◆ **DIRECTION**: Report every line below that holds the word "Gini".

## Begin RAW DATA

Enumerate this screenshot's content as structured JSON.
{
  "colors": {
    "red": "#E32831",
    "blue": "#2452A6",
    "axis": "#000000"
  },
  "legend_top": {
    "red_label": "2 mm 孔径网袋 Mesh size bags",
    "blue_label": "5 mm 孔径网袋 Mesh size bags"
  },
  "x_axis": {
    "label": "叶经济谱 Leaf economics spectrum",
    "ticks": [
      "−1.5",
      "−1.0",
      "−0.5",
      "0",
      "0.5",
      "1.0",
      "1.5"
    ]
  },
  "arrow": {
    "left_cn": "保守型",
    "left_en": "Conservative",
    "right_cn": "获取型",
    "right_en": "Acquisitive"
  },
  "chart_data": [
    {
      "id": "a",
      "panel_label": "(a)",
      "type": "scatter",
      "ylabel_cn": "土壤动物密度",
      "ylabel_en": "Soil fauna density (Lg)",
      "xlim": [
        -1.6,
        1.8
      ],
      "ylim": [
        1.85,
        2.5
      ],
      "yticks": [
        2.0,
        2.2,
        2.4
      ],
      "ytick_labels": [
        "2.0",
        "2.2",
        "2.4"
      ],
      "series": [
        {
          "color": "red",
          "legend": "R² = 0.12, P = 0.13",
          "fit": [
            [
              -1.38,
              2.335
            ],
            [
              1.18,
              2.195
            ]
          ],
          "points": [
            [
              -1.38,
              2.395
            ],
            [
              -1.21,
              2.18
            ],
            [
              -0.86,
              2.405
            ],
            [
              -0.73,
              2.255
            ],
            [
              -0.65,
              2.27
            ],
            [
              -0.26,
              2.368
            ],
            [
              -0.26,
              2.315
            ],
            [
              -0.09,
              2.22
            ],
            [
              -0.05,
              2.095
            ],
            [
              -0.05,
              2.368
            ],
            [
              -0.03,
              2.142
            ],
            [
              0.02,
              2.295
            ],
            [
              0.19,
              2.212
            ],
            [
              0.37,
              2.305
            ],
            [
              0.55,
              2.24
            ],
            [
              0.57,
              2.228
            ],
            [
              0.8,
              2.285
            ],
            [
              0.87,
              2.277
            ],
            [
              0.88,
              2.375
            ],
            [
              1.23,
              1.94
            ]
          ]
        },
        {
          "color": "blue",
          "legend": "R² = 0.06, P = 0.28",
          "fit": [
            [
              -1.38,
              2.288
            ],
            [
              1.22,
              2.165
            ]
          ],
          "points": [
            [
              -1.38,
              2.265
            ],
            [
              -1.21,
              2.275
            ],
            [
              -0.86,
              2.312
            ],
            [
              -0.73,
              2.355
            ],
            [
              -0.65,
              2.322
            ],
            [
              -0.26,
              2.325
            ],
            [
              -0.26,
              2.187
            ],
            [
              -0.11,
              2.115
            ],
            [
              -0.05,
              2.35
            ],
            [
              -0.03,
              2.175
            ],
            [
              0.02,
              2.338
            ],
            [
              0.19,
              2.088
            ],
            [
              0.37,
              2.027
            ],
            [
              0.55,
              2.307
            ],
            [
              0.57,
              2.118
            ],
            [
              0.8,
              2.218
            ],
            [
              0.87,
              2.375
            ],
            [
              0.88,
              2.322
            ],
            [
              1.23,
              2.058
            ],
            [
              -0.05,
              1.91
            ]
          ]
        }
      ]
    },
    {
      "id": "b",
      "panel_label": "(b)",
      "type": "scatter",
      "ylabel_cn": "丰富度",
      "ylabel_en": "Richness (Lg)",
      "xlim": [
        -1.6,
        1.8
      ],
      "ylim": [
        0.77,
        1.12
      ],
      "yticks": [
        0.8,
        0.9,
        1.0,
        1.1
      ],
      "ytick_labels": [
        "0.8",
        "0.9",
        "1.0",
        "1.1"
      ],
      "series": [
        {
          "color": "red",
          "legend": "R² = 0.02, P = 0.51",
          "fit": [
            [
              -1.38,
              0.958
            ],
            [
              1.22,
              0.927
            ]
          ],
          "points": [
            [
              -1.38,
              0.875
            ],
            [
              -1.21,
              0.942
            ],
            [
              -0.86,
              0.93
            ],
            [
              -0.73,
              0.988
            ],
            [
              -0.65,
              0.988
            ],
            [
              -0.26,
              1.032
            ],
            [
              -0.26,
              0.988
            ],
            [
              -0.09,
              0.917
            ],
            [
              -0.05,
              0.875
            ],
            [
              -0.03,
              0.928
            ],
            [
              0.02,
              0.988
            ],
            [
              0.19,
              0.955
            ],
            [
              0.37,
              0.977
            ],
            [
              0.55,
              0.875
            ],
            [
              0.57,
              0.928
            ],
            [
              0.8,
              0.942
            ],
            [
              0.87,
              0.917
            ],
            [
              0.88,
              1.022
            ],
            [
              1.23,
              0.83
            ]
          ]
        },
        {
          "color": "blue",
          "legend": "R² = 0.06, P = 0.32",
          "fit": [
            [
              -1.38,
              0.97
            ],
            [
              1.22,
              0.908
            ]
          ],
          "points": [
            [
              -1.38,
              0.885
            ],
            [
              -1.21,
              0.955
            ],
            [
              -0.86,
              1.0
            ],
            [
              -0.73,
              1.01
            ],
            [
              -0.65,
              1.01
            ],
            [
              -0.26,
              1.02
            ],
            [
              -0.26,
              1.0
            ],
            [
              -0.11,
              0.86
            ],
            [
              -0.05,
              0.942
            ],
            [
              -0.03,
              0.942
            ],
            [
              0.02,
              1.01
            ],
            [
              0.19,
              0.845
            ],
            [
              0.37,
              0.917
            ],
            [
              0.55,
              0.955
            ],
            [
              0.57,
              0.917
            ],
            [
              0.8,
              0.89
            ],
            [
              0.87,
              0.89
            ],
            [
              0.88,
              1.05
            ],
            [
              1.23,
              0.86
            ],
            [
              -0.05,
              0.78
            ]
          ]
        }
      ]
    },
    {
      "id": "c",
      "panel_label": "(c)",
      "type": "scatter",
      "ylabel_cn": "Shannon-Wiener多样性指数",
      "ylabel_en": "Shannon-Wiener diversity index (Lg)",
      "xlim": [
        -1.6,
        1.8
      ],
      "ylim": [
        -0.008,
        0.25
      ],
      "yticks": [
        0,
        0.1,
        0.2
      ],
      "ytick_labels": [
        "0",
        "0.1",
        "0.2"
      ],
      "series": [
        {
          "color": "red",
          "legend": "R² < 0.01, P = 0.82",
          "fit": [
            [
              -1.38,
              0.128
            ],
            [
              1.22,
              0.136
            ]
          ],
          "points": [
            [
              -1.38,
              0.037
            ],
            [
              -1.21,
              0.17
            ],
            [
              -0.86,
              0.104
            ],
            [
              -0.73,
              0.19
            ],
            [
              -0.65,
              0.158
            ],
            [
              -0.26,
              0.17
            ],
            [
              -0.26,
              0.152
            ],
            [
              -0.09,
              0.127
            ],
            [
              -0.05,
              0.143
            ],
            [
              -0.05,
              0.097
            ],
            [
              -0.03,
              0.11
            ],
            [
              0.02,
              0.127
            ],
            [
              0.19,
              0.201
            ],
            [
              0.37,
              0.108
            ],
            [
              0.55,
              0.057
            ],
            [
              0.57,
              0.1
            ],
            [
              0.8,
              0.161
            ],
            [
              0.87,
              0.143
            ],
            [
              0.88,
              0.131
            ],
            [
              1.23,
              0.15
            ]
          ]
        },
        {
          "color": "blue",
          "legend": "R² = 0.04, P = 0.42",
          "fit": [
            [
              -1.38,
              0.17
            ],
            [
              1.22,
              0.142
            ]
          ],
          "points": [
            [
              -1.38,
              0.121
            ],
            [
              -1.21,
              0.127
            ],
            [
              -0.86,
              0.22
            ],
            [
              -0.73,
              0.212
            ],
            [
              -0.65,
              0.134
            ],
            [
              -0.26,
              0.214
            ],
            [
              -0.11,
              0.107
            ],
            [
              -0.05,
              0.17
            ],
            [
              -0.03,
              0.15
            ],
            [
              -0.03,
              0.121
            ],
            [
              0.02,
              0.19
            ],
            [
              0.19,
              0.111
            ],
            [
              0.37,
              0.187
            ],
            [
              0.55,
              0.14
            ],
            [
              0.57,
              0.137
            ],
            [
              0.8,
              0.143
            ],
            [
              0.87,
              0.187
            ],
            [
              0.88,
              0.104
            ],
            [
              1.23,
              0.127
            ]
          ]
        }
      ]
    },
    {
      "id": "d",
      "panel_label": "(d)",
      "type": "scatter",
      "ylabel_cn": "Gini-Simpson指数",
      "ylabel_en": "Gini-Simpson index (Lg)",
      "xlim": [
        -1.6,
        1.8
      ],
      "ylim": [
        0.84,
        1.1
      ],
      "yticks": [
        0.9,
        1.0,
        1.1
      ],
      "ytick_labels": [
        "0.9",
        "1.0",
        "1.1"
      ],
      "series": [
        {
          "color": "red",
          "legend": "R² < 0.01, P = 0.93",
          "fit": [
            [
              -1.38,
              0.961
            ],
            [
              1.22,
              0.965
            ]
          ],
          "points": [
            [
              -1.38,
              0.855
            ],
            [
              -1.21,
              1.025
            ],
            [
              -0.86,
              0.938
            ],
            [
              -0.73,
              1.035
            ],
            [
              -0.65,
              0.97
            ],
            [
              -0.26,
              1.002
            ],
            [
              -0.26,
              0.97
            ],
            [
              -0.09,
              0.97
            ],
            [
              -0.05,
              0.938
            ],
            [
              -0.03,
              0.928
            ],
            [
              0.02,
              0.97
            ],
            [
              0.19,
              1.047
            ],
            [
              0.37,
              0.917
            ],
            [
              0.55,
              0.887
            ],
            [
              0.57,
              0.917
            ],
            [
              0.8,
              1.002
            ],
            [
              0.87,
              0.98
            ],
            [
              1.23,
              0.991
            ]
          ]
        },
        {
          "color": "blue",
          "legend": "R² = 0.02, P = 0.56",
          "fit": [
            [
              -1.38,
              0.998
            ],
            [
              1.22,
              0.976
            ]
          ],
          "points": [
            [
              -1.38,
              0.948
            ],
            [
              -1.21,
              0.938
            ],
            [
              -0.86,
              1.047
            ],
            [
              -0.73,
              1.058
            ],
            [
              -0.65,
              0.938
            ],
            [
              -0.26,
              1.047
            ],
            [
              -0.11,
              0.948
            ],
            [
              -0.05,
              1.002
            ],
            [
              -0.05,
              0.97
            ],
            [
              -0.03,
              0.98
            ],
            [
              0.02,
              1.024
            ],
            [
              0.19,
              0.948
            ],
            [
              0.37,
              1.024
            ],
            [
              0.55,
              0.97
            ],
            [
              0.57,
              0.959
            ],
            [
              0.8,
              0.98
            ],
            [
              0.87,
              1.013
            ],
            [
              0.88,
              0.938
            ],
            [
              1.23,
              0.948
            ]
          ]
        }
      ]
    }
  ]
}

## End RAW DATA

◆ **SOLUTION FOR THIS EXERCISE**:
      "ylabel_cn": "Gini-Simpson指数",
      "ylabel_en": "Gini-Simpson index (Lg)",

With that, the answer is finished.